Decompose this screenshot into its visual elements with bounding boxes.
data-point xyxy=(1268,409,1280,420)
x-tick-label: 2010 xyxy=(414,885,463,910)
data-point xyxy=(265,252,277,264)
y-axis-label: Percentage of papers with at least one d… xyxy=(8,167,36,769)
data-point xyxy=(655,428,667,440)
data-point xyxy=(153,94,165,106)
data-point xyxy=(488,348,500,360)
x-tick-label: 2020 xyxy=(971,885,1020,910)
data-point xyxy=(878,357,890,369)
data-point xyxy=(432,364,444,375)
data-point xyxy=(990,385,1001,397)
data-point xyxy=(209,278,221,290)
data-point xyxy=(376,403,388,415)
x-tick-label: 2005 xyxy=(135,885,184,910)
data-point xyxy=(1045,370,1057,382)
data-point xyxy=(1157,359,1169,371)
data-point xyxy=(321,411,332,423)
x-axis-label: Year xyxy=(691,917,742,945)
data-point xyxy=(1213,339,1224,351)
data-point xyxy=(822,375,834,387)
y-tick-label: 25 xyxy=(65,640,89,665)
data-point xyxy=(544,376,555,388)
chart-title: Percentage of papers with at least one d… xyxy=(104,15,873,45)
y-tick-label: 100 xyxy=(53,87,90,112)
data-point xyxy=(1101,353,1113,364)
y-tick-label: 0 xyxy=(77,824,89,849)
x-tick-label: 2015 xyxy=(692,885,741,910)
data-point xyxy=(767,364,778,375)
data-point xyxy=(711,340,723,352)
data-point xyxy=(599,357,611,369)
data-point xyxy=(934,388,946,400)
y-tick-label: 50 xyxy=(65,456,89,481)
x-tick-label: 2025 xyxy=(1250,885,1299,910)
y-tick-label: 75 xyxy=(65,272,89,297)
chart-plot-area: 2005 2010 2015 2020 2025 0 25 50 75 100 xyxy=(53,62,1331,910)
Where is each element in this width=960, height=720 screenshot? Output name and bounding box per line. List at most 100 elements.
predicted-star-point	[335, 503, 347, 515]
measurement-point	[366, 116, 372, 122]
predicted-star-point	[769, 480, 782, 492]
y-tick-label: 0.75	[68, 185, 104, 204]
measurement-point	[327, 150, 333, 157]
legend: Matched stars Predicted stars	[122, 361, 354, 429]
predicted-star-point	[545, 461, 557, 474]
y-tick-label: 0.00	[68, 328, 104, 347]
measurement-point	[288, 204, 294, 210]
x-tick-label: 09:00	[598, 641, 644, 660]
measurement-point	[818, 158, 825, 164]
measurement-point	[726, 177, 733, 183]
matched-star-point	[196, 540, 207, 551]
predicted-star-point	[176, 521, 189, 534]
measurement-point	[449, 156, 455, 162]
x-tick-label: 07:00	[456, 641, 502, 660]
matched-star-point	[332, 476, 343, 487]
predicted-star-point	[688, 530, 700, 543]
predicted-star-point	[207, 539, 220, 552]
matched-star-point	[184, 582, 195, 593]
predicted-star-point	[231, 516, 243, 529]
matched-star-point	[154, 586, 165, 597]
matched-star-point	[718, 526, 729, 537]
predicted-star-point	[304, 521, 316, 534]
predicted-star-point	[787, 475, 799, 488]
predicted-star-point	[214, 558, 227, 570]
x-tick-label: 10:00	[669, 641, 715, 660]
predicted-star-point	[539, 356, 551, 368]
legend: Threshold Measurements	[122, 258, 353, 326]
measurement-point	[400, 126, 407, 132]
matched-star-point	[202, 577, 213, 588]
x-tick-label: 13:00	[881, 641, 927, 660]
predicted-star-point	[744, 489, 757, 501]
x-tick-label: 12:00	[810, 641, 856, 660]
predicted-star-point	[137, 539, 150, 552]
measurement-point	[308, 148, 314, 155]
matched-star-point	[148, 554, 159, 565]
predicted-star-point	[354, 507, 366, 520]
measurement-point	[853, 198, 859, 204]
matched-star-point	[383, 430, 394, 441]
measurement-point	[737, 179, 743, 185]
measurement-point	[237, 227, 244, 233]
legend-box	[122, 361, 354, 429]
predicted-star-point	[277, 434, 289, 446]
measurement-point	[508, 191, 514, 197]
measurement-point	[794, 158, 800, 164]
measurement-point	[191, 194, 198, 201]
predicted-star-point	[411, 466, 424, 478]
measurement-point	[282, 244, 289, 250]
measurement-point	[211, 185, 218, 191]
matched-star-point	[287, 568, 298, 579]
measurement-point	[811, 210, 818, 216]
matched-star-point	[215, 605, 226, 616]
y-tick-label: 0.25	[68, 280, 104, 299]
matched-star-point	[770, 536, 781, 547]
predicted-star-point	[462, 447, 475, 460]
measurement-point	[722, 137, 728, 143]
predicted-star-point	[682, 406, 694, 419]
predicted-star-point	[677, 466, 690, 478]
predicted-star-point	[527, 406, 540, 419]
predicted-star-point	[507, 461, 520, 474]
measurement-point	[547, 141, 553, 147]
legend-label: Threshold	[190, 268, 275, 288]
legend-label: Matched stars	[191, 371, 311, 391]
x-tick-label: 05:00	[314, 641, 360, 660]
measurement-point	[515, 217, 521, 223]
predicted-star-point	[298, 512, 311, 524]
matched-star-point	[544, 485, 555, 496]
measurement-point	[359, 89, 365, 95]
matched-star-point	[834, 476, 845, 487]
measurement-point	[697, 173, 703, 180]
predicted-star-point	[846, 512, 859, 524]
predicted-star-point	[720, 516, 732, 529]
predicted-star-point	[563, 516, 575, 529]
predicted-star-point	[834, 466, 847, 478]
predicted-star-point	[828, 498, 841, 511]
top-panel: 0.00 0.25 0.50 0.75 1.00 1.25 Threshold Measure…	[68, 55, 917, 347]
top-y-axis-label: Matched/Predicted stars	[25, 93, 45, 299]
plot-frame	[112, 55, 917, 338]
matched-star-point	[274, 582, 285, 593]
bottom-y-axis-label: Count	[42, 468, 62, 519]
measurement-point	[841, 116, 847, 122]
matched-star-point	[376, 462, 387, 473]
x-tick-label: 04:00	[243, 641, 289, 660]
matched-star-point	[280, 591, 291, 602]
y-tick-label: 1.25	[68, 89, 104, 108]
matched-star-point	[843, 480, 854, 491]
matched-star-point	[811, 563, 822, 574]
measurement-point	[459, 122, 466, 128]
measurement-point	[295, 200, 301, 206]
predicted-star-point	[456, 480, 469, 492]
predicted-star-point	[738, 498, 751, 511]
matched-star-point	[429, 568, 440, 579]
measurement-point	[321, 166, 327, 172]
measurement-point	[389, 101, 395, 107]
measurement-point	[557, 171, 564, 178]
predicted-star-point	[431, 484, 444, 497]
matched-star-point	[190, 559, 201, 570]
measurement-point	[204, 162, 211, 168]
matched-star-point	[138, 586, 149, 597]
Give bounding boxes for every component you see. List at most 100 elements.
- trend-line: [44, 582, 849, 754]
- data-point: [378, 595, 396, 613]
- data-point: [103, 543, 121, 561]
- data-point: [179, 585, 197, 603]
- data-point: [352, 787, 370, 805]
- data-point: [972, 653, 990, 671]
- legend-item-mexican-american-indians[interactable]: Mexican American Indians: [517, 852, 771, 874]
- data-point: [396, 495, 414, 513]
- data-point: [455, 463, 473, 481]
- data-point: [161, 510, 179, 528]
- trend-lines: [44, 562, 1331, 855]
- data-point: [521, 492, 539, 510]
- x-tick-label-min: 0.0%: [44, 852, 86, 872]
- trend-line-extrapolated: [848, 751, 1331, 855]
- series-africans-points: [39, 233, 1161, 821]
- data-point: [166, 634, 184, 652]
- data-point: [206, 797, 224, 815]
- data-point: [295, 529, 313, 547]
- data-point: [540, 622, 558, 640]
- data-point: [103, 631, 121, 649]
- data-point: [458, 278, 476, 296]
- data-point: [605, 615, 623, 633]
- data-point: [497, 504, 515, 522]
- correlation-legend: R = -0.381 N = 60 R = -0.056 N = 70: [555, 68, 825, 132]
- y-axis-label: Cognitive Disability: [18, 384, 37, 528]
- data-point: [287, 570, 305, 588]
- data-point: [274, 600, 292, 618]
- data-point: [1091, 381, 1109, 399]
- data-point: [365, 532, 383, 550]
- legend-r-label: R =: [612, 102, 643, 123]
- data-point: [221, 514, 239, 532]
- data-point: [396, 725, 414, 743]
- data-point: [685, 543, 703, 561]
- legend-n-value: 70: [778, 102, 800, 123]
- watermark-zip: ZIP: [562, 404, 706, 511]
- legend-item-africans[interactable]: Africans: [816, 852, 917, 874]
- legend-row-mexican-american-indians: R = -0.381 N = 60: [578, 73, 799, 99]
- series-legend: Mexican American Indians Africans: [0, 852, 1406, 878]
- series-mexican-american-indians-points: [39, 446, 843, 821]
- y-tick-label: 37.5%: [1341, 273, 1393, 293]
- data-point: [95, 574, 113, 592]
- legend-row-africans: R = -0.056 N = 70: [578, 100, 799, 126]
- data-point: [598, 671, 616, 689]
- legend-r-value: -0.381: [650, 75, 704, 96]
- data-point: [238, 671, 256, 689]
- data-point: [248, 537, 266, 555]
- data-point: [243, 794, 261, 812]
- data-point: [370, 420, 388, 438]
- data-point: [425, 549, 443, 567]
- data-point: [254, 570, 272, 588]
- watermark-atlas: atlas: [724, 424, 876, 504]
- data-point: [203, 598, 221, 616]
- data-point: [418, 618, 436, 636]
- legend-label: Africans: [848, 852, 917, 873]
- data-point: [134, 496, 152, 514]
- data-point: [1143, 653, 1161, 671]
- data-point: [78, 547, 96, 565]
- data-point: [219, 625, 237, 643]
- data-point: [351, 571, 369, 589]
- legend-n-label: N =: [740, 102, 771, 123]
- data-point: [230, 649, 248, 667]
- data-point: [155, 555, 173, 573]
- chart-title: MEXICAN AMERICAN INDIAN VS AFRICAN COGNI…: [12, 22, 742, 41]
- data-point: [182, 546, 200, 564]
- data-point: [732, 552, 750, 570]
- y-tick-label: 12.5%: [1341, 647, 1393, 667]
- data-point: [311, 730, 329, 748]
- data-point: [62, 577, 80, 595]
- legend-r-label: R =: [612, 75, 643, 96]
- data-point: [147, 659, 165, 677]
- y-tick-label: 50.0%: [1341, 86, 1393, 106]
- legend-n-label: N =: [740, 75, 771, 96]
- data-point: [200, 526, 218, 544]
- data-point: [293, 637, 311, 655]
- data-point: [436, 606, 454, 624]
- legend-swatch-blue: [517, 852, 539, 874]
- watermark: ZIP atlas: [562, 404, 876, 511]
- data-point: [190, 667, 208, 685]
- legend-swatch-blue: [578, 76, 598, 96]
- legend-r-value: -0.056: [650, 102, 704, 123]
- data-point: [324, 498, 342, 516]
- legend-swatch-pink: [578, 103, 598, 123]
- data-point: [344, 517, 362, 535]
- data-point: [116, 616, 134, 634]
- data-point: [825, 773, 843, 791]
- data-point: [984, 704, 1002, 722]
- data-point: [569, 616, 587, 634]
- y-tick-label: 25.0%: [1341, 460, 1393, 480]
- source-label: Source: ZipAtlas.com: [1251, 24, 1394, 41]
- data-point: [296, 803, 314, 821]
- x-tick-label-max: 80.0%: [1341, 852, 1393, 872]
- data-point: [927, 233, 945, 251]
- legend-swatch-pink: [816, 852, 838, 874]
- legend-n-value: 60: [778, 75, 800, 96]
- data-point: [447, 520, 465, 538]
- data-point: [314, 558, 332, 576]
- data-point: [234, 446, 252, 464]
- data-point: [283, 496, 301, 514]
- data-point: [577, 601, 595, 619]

Task description: Copy word for word everything from the start of the listing down to the line that contains "data-point xyxy=(655,428,667,440)".

Written response:
Decompose this screenshot into its visual elements with bounding boxes.
data-point xyxy=(1268,409,1280,420)
x-tick-label: 2010 xyxy=(414,885,463,910)
data-point xyxy=(265,252,277,264)
y-axis-label: Percentage of papers with at least one d… xyxy=(8,167,36,769)
data-point xyxy=(655,428,667,440)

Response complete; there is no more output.